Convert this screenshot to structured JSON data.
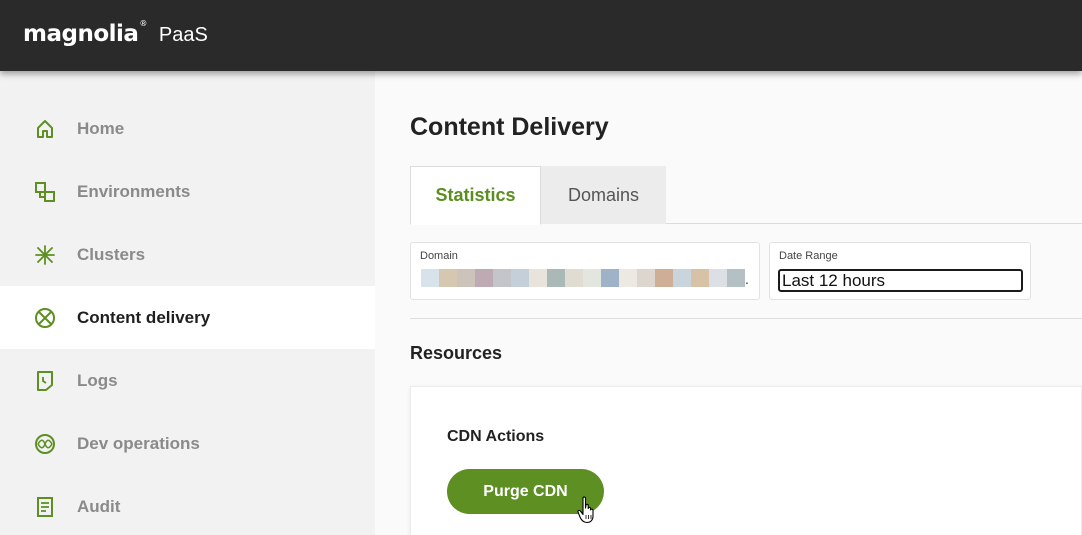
{
  "header": {
    "logo_text": "magnolia",
    "logo_mark": "®",
    "product": "PaaS"
  },
  "sidebar": {
    "items": [
      {
        "label": "Home",
        "icon": "home-icon"
      },
      {
        "label": "Environments",
        "icon": "environments-icon"
      },
      {
        "label": "Clusters",
        "icon": "clusters-icon"
      },
      {
        "label": "Content delivery",
        "icon": "content-delivery-icon",
        "active": true
      },
      {
        "label": "Logs",
        "icon": "logs-icon"
      },
      {
        "label": "Dev operations",
        "icon": "dev-operations-icon"
      },
      {
        "label": "Audit",
        "icon": "audit-icon"
      }
    ]
  },
  "main": {
    "title": "Content Delivery",
    "tabs": [
      {
        "label": "Statistics",
        "active": true
      },
      {
        "label": "Domains",
        "active": false
      }
    ],
    "filters": {
      "domain_label": "Domain",
      "domain_value_suffix": ".",
      "date_range_label": "Date Range",
      "date_range_value": "Last 12 hours"
    },
    "resources_title": "Resources",
    "cdn_actions_title": "CDN Actions",
    "purge_button_label": "Purge CDN"
  },
  "colors": {
    "accent": "#5d8f22",
    "topbar": "#2a2a2a",
    "sidebar_bg": "#f2f2f2"
  }
}
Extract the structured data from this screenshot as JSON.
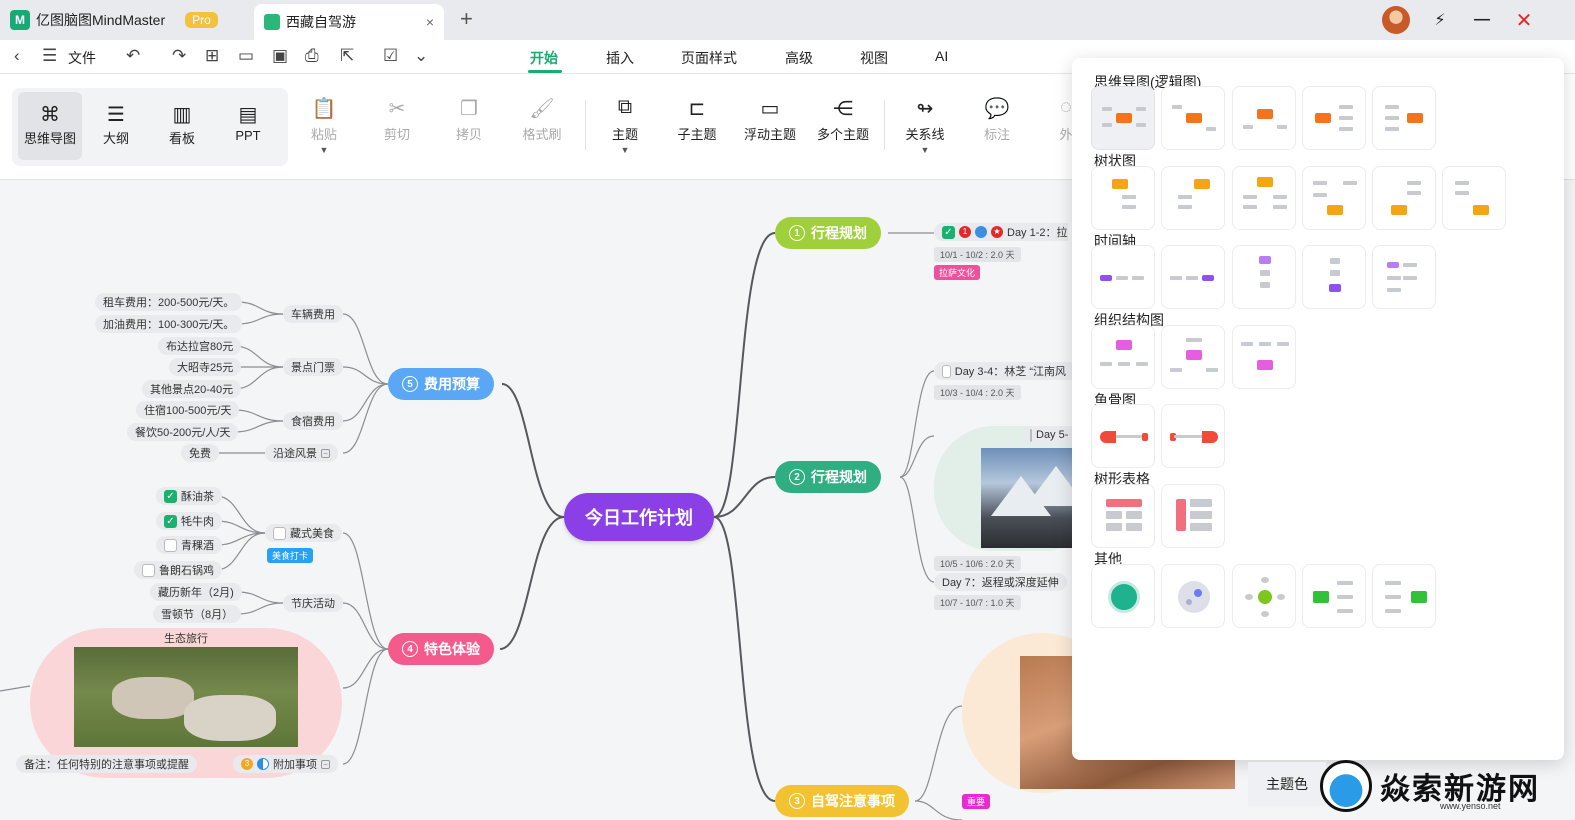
{
  "titlebar": {
    "app_name": "亿图脑图MindMaster",
    "pro_badge": "Pro",
    "doc_tab": "西藏自驾游",
    "close_symbol": "×",
    "new_tab_symbol": "+",
    "icons": [
      "app-logo-icon",
      "doc-icon",
      "avatar",
      "sync-icon",
      "minimize-icon",
      "close-icon"
    ]
  },
  "menubar": {
    "file": "文件",
    "tabs": [
      "开始",
      "插入",
      "页面样式",
      "高级",
      "视图",
      "AI"
    ],
    "active_tab": "开始",
    "accent": "#1aaa72"
  },
  "ribbon": {
    "views": [
      {
        "label": "思维导图",
        "icon": "mindmap-icon"
      },
      {
        "label": "大纲",
        "icon": "outline-icon"
      },
      {
        "label": "看板",
        "icon": "kanban-icon"
      },
      {
        "label": "PPT",
        "icon": "ppt-icon"
      }
    ],
    "tools": [
      {
        "label": "粘贴",
        "icon": "paste-icon",
        "enabled": false
      },
      {
        "label": "剪切",
        "icon": "cut-icon",
        "enabled": false
      },
      {
        "label": "拷贝",
        "icon": "copy-icon",
        "enabled": false
      },
      {
        "label": "格式刷",
        "icon": "format-brush-icon",
        "enabled": false
      },
      {
        "label": "主题",
        "icon": "topic-icon",
        "enabled": true
      },
      {
        "label": "子主题",
        "icon": "subtopic-icon",
        "enabled": true
      },
      {
        "label": "浮动主题",
        "icon": "floating-topic-icon",
        "enabled": true
      },
      {
        "label": "多个主题",
        "icon": "multi-topic-icon",
        "enabled": true
      },
      {
        "label": "关系线",
        "icon": "relation-line-icon",
        "enabled": true
      },
      {
        "label": "标注",
        "icon": "callout-icon",
        "enabled": false
      },
      {
        "label": "外",
        "icon": "boundary-icon",
        "enabled": false
      }
    ]
  },
  "mindmap": {
    "central": "今日工作计划",
    "branches": {
      "b1": {
        "num": "1",
        "label": "行程规划",
        "color": "#9fcf3a"
      },
      "b2": {
        "num": "2",
        "label": "行程规划",
        "color": "#2fae82"
      },
      "b3": {
        "num": "3",
        "label": "自驾注意事项",
        "color": "#f2c230"
      },
      "b4": {
        "num": "4",
        "label": "特色体验",
        "color": "#f45b8c"
      },
      "b5": {
        "num": "5",
        "label": "费用预算",
        "color": "#5aa8f5"
      }
    },
    "budget": {
      "car": "车辆费用",
      "car_rent": "租车费用：200-500元/天。",
      "car_fuel": "加油费用：100-300元/天。",
      "tickets": "景点门票",
      "t1": "布达拉宫80元",
      "t2": "大昭寺25元",
      "t3": "其他景点20-40元",
      "food": "食宿费用",
      "f1": "住宿100-500元/天",
      "f2": "餐饮50-200元/人/天",
      "scenery": "沿途风景",
      "free": "免费"
    },
    "experience": {
      "cuisine": "藏式美食",
      "c1": "酥油茶",
      "c2": "牦牛肉",
      "c3": "青稞酒",
      "c4": "鲁朗石锅鸡",
      "cuisine_tag": "美食打卡",
      "festival": "节庆活动",
      "fe1": "藏历新年（2月)",
      "fe2": "雪顿节（8月）",
      "eco": "生态旅行",
      "extra": "附加事项",
      "note": "备注：任何特别的注意事项或提醒"
    },
    "plan1": {
      "day": "Day 1-2：拉",
      "date": "10/1 - 10/2 : 2.0 天",
      "tag": "拉萨文化"
    },
    "plan2": {
      "day34": "Day 3-4：林芝 “江南风",
      "date34": "10/3 - 10/4 : 2.0 天",
      "day5": "Day 5-",
      "date5": "10/5 - 10/6 : 2.0 天",
      "day7": "Day 7：返程或深度延伸",
      "date7": "10/7 - 10/7 : 1.0 天"
    },
    "plan3": {
      "tag": "重要"
    }
  },
  "layout_panel": {
    "sections": [
      "思维导图(逻辑图)",
      "树状图",
      "时间轴",
      "组织结构图",
      "鱼骨图",
      "树形表格",
      "其他"
    ]
  },
  "bottom": {
    "theme_color": "主题色",
    "watermark_text": "焱索新游网",
    "watermark_url": "www.yenso.net"
  }
}
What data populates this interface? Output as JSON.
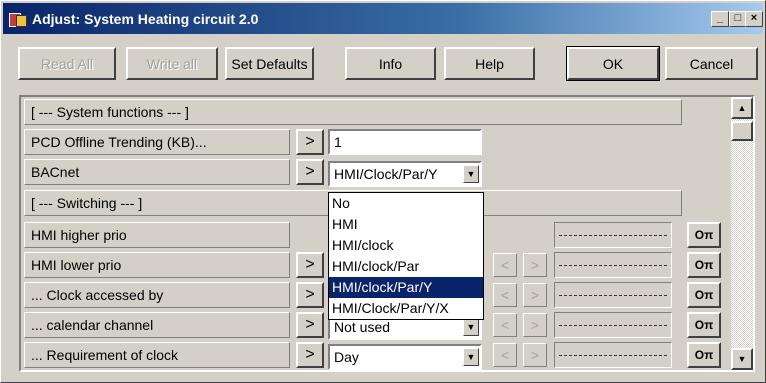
{
  "window": {
    "title": "Adjust: System Heating circuit 2.0",
    "minimize": "_",
    "maximize": "□",
    "close": "×"
  },
  "toolbar": {
    "read_all": "Read All",
    "write_all": "Write all",
    "set_defaults": "Set Defaults",
    "info": "Info",
    "help": "Help",
    "ok": "OK",
    "cancel": "Cancel"
  },
  "rows": {
    "sys_section": "[ --- System functions --- ]",
    "pcd_label": "PCD Offline Trending (KB)...",
    "pcd_value": "1",
    "bacnet_label": "BACnet",
    "bacnet_value": "HMI/Clock/Par/Y",
    "switching_section": "[ --- Switching --- ]",
    "hmi_higher_label": "HMI higher prio",
    "hmi_lower_label": "HMI lower prio",
    "clock_accessed_label": "... Clock accessed by",
    "calendar_label": "... calendar channel",
    "calendar_value": "Not used",
    "requirement_label": "... Requirement of clock",
    "requirement_value": "Day"
  },
  "dropdown": {
    "options": [
      "No",
      "HMI",
      "HMI/clock",
      "HMI/clock/Par",
      "HMI/clock/Par/Y",
      "HMI/Clock/Par/Y/X"
    ],
    "selected": "HMI/clock/Par/Y"
  },
  "glyphs": {
    "arrow_right": ">",
    "prev": "<",
    "next": ">",
    "key": "Oπ",
    "combo_arrow": "▼",
    "scroll_up": "▲",
    "scroll_down": "▼"
  }
}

● ● ● ● ●

[WRITTEN INSTRUCTION] Search the entries for the word "System" and copy every line that has it.

[TASK RESULT]
    "title": "Adjust: System Heating circuit 2.0",
    "sys_section": "[ --- System functions --- ]",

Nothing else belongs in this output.